> **What is being asked**: Transcribe every line, keeping it exact.

> **Given information**:

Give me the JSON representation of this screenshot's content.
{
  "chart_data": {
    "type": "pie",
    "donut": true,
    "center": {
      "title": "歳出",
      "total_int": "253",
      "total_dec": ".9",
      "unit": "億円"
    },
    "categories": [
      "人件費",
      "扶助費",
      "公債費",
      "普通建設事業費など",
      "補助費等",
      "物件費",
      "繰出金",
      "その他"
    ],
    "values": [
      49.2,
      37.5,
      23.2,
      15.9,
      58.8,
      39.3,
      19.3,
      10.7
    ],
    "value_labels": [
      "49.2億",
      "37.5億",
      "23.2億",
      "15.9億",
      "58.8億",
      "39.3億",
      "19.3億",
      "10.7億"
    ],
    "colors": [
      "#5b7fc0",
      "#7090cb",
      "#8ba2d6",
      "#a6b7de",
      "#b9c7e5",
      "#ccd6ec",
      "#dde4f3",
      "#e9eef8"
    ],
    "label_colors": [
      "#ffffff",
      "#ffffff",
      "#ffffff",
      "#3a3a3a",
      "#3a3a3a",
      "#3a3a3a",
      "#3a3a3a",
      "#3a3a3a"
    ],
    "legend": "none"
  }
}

> **Exercise solution**:
Give me the JSON representation of this screenshot's content.
{
  "chart_data": {
    "type": "pie",
    "donut": true,
    "center": {
      "title": "歳出",
      "total_int": "253",
      "total_dec": ".9",
      "unit": "億円"
    },
    "categories": [
      "人件費",
      "扶助費",
      "公債費",
      "普通建設事業費など",
      "補助費等",
      "物件費",
      "繰出金",
      "その他"
    ],
    "values": [
      49.2,
      37.5,
      23.2,
      15.9,
      58.8,
      39.3,
      19.3,
      10.7
    ],
    "value_labels": [
      "49.2億",
      "37.5億",
      "23.2億",
      "15.9億",
      "58.8億",
      "39.3億",
      "19.3億",
      "10.7億"
    ],
    "colors": [
      "#5b7fc0",
      "#7090cb",
      "#8ba2d6",
      "#a6b7de",
      "#b9c7e5",
      "#ccd6ec",
      "#dde4f3",
      "#e9eef8"
    ],
    "label_colors": [
      "#ffffff",
      "#ffffff",
      "#ffffff",
      "#3a3a3a",
      "#3a3a3a",
      "#3a3a3a",
      "#3a3a3a",
      "#3a3a3a"
    ],
    "legend": "none"
  }
}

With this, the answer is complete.